Locate the line that contains "OCR this image.". Reproduce it and all following lines up to the end of the material, exactly and with nothing added.

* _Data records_
## begin
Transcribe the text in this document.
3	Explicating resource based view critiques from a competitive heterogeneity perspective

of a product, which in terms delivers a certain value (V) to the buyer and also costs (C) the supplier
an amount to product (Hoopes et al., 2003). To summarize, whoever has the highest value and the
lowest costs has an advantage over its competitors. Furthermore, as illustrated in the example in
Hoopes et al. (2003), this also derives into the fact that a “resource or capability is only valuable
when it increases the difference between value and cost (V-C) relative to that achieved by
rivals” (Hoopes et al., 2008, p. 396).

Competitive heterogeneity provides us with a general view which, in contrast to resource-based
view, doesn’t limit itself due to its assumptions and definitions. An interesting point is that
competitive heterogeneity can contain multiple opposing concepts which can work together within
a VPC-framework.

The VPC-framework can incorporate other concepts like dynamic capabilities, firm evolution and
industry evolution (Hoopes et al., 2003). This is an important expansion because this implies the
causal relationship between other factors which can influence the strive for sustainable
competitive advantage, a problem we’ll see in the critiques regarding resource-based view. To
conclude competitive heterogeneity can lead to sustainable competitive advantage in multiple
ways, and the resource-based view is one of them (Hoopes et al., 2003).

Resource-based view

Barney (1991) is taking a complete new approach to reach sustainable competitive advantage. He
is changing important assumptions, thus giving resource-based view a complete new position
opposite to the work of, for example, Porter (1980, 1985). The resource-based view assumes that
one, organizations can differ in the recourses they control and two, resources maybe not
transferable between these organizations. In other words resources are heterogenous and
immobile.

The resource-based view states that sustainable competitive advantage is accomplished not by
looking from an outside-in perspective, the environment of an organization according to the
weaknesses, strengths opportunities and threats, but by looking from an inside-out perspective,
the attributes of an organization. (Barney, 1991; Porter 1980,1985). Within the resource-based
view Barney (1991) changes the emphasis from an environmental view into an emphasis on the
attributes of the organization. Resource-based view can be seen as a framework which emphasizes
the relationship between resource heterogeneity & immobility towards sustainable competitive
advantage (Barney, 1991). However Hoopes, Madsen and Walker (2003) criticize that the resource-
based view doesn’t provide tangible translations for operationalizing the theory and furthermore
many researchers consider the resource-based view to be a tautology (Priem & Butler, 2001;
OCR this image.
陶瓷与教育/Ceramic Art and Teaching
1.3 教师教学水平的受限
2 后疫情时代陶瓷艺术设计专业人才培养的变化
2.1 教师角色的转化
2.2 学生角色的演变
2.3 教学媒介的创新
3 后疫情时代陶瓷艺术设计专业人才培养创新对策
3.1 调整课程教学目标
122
## end
* _Exercise solution_
OCR this image.
陶瓷与教育/Ceramic Art and Teaching
1.3 教师教学水平的受限
2 后疫情时代陶瓷艺术设计专业人才培养的变化
2.1 教师角色的转化
2.2 学生角色的演变
2.3 教学媒介的创新
3 后疫情时代陶瓷艺术设计专业人才培养创新对策
3.1 调整课程教学目标
122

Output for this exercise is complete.